- _Task brief_
In the rows starting at the first one and ending at the one containing "count-cell[interactable]: 8 xyxy=(1090,1050,1169,1090)", replace "error-name" with "fault-name" and give those lines again with everything else unchanged.

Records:
--------------------
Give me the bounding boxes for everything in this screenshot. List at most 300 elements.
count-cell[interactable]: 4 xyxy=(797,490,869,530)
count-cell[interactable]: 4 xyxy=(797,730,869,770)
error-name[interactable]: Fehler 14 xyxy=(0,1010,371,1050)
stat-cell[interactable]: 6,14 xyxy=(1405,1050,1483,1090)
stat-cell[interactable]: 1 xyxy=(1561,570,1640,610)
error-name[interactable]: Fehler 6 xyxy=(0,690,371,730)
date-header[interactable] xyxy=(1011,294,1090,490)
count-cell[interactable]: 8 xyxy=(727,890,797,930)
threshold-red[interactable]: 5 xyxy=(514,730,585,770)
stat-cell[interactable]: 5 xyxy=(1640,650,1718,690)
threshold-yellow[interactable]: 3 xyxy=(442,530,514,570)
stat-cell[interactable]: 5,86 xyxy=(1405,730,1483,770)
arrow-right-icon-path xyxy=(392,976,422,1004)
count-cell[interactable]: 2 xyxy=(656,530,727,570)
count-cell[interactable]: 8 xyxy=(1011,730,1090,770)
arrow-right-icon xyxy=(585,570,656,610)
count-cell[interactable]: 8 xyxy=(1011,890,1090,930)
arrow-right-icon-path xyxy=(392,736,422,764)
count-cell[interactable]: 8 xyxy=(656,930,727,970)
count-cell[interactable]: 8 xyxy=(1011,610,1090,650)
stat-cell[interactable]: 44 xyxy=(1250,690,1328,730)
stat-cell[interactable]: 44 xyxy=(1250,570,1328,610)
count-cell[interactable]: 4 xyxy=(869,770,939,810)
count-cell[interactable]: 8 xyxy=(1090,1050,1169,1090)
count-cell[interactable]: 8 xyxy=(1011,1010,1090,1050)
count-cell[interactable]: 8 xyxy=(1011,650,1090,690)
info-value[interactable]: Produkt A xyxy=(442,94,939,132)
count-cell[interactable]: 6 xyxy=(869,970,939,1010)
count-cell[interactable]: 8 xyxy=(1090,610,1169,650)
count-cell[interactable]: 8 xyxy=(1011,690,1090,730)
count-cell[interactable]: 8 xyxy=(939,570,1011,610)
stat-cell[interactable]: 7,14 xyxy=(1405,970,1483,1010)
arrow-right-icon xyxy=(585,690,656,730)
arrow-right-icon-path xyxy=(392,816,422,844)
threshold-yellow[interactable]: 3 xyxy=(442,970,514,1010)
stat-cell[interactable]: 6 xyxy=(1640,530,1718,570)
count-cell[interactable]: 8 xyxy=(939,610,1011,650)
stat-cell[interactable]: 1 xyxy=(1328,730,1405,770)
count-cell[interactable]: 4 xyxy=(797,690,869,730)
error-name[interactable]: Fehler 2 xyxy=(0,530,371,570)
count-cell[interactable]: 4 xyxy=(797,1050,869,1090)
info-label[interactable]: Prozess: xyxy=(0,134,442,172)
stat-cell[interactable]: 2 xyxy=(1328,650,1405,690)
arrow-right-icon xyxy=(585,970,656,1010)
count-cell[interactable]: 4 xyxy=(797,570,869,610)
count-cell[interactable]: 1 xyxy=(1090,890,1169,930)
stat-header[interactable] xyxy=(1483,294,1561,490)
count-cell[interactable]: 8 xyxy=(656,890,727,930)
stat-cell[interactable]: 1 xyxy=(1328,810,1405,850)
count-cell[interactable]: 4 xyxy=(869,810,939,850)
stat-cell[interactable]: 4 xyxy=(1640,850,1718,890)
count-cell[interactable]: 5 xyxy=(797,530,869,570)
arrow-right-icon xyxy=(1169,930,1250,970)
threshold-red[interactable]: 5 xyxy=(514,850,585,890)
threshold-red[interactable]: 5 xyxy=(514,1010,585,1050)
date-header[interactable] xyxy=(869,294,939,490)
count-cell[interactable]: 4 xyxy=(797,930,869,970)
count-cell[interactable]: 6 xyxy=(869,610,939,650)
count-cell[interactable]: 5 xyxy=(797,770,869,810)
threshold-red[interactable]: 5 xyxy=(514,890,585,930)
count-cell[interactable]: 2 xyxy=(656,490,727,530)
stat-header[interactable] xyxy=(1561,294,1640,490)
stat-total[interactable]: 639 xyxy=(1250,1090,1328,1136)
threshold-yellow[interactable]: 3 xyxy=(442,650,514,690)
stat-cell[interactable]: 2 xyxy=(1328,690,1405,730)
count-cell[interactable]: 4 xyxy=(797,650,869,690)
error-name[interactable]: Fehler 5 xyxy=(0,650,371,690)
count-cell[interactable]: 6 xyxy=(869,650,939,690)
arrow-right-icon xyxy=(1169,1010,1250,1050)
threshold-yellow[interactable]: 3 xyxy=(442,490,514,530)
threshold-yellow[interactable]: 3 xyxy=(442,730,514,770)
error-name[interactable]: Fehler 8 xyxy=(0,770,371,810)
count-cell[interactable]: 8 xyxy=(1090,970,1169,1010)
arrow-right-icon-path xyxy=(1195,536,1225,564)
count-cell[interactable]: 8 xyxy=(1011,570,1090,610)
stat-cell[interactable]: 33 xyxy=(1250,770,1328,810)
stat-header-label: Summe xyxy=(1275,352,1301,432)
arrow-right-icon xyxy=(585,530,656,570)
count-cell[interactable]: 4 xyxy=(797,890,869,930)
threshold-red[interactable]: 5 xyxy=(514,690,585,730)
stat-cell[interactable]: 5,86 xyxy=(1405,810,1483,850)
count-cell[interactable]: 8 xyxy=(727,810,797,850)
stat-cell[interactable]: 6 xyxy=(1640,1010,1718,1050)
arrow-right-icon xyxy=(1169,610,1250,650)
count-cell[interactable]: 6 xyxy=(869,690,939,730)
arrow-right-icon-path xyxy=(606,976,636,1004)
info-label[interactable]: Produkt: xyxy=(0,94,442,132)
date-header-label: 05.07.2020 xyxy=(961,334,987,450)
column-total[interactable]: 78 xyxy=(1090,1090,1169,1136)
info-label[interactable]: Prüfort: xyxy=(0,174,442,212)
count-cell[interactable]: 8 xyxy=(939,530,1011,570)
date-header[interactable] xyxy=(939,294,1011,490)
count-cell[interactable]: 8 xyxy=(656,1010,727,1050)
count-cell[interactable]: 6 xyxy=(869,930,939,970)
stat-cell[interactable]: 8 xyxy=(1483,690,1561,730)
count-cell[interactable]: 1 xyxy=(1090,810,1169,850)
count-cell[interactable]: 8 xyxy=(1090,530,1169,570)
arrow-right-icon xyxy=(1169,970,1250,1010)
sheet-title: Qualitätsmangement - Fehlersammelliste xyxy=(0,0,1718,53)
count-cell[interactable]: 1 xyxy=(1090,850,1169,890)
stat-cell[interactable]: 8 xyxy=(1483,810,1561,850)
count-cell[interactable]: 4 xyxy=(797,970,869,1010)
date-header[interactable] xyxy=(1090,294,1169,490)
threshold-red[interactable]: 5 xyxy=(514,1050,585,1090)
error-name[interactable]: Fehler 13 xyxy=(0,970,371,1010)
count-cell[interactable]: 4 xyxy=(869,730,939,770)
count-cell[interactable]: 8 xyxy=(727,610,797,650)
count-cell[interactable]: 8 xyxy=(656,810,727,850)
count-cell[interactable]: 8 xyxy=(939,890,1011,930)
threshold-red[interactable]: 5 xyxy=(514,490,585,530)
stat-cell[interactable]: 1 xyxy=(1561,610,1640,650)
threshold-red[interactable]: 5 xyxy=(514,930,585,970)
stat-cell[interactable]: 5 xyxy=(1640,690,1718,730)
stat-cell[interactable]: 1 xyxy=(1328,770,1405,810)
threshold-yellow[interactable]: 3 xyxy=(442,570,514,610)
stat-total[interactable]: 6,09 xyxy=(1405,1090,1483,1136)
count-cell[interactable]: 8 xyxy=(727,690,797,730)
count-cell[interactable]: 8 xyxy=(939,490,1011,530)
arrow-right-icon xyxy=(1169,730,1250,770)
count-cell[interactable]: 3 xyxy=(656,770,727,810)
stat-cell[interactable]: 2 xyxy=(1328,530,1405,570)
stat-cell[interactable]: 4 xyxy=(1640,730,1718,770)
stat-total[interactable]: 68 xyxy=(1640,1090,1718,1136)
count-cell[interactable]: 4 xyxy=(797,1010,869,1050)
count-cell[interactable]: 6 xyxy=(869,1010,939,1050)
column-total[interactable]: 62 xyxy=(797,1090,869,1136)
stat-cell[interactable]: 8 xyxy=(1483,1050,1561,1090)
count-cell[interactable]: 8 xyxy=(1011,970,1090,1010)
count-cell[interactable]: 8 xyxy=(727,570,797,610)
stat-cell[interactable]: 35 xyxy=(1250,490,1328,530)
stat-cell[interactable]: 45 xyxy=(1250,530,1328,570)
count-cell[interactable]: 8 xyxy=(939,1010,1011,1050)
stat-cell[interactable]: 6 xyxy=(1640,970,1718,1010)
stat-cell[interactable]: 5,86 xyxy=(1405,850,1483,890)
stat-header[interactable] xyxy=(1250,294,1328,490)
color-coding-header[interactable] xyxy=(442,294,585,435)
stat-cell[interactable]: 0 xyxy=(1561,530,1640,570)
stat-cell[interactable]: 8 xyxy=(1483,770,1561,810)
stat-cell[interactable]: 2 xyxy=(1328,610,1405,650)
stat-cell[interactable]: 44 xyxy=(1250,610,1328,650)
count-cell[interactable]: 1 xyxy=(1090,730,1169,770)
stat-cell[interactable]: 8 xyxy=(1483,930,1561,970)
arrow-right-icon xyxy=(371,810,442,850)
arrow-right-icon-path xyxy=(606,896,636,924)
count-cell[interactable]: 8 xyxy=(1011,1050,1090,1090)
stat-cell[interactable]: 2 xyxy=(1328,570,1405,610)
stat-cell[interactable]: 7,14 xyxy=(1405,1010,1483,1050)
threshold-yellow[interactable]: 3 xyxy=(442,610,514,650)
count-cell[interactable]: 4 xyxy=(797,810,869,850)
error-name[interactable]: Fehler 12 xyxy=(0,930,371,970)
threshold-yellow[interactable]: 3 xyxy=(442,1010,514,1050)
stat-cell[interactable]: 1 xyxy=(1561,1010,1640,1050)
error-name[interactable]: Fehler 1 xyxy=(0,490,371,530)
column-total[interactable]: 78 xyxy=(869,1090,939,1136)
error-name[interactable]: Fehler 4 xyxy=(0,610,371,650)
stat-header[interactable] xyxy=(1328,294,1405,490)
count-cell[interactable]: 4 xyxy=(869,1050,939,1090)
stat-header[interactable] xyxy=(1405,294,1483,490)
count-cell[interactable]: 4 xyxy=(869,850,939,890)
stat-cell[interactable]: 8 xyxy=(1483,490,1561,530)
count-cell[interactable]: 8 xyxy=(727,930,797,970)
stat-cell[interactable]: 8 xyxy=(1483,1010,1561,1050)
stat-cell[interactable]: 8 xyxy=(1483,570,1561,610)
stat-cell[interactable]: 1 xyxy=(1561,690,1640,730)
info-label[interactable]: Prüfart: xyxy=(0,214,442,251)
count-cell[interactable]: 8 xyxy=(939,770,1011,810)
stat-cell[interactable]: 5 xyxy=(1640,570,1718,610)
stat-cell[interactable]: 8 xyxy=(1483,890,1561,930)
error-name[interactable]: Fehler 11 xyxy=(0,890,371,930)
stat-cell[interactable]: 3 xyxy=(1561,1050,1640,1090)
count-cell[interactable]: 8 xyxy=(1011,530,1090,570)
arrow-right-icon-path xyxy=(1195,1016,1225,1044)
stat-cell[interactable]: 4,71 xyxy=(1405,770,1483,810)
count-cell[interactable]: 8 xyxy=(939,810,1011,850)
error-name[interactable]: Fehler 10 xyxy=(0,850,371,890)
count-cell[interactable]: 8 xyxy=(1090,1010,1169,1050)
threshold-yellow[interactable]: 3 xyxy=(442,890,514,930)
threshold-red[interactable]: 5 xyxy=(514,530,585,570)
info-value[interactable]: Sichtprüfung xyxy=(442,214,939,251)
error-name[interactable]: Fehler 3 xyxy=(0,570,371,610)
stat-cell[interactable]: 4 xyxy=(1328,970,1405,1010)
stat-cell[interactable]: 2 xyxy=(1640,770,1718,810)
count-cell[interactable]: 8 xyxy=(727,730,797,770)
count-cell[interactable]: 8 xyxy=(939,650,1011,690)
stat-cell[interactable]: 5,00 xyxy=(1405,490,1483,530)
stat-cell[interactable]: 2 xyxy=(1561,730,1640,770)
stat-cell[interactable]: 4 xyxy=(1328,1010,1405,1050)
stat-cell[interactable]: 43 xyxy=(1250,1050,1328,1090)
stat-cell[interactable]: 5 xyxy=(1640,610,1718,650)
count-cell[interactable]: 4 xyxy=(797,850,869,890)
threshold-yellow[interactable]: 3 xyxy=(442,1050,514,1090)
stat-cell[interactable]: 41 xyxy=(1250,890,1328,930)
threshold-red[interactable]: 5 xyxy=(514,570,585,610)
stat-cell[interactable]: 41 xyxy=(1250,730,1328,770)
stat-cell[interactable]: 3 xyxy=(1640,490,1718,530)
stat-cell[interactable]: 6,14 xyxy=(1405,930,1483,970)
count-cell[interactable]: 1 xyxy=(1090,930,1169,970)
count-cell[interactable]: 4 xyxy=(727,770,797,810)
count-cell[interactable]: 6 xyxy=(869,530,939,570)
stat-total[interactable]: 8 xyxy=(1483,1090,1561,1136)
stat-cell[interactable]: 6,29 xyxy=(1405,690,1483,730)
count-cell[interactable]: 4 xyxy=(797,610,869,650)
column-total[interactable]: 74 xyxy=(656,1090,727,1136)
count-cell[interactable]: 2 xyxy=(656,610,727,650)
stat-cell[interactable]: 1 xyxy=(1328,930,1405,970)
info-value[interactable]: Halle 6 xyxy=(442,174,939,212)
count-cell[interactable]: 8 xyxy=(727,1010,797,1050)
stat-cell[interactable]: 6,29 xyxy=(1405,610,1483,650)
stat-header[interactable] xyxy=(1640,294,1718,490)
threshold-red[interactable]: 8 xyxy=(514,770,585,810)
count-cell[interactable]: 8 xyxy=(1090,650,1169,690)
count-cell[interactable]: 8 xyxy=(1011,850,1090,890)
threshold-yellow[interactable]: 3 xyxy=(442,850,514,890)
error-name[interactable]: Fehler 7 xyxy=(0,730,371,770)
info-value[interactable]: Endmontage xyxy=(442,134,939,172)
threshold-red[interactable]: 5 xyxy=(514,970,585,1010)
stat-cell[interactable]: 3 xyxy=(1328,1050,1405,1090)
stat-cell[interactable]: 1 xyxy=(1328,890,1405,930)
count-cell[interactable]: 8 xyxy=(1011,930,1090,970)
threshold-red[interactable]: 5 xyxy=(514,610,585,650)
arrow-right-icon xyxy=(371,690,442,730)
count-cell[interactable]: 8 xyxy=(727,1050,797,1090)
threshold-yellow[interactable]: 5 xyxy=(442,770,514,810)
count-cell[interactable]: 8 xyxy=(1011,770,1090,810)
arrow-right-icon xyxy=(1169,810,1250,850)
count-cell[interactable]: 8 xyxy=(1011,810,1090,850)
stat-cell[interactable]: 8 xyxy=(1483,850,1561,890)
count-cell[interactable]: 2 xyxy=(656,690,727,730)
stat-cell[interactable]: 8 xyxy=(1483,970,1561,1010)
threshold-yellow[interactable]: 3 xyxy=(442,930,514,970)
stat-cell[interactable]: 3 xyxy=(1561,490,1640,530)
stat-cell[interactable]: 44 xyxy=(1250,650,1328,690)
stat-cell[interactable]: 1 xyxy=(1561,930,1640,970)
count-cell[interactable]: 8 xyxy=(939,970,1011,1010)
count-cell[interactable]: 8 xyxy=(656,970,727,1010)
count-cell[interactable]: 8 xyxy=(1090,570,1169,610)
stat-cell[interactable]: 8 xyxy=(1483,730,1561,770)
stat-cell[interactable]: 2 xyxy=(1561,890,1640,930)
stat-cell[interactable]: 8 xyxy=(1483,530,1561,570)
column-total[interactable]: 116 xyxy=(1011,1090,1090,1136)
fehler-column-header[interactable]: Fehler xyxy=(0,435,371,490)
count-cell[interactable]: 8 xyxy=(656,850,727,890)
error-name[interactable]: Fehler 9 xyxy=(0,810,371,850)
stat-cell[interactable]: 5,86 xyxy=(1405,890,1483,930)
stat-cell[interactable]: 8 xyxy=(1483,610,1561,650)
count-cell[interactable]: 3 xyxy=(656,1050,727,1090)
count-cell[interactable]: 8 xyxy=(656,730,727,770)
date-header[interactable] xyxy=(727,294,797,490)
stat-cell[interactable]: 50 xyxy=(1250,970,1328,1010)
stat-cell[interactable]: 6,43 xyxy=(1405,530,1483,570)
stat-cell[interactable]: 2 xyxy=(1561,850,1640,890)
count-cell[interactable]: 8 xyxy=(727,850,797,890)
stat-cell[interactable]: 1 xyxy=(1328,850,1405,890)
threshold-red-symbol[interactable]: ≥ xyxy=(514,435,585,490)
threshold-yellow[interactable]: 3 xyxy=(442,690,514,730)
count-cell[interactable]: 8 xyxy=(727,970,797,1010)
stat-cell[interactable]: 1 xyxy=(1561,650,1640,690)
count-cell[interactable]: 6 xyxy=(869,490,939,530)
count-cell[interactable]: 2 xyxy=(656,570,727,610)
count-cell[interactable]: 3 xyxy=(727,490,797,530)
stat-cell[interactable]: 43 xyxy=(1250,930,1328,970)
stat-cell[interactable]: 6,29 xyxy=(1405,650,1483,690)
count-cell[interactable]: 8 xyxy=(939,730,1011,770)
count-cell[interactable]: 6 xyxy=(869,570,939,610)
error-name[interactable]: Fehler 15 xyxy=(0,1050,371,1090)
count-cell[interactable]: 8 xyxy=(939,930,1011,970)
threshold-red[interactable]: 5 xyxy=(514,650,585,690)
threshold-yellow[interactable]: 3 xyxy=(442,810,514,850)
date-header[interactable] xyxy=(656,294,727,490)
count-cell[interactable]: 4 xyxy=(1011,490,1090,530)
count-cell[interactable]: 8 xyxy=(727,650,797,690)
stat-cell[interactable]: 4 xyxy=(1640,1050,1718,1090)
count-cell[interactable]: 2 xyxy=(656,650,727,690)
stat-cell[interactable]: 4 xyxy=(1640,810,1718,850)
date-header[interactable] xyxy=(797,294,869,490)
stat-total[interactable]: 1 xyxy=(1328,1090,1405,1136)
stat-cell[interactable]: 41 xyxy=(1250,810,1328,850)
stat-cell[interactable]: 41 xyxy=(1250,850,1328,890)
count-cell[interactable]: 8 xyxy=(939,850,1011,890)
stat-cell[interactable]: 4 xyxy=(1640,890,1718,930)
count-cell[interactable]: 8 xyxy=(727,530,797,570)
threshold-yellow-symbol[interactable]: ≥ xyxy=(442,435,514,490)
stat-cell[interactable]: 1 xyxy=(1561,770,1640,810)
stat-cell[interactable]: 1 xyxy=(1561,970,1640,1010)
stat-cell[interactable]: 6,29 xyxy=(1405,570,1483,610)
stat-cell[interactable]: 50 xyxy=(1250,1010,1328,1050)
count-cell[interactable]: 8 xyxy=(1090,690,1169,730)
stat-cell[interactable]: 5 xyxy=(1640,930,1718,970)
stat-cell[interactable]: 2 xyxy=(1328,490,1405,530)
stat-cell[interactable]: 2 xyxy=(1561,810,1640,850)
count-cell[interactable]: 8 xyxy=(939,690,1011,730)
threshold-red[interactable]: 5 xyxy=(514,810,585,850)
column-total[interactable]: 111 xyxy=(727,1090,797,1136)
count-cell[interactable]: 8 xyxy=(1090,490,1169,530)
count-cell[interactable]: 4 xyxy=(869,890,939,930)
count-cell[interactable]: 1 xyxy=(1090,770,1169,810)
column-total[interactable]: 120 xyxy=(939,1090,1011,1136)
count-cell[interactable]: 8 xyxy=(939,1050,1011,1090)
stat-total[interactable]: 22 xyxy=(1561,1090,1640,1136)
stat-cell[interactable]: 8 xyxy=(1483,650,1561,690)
--------------------
- _Solved exercise_
Give me the bounding boxes for everything in this screenshot. List at most 300 elements.
count-cell[interactable]: 4 xyxy=(797,490,869,530)
count-cell[interactable]: 4 xyxy=(797,730,869,770)
fault-name[interactable]: Fehler 14 xyxy=(0,1010,371,1050)
stat-cell[interactable]: 6,14 xyxy=(1405,1050,1483,1090)
stat-cell[interactable]: 1 xyxy=(1561,570,1640,610)
fault-name[interactable]: Fehler 6 xyxy=(0,690,371,730)
date-header[interactable] xyxy=(1011,294,1090,490)
count-cell[interactable]: 8 xyxy=(727,890,797,930)
threshold-red[interactable]: 5 xyxy=(514,730,585,770)
stat-cell[interactable]: 5 xyxy=(1640,650,1718,690)
threshold-yellow[interactable]: 3 xyxy=(442,530,514,570)
stat-cell[interactable]: 5,86 xyxy=(1405,730,1483,770)
arrow-right-icon-path xyxy=(392,976,422,1004)
count-cell[interactable]: 2 xyxy=(656,530,727,570)
count-cell[interactable]: 8 xyxy=(1011,730,1090,770)
arrow-right-icon xyxy=(585,570,656,610)
count-cell[interactable]: 8 xyxy=(1011,890,1090,930)
arrow-right-icon-path xyxy=(392,736,422,764)
count-cell[interactable]: 8 xyxy=(656,930,727,970)
count-cell[interactable]: 8 xyxy=(1011,610,1090,650)
stat-cell[interactable]: 44 xyxy=(1250,690,1328,730)
stat-cell[interactable]: 44 xyxy=(1250,570,1328,610)
count-cell[interactable]: 4 xyxy=(869,770,939,810)
count-cell[interactable]: 8 xyxy=(1090,1050,1169,1090)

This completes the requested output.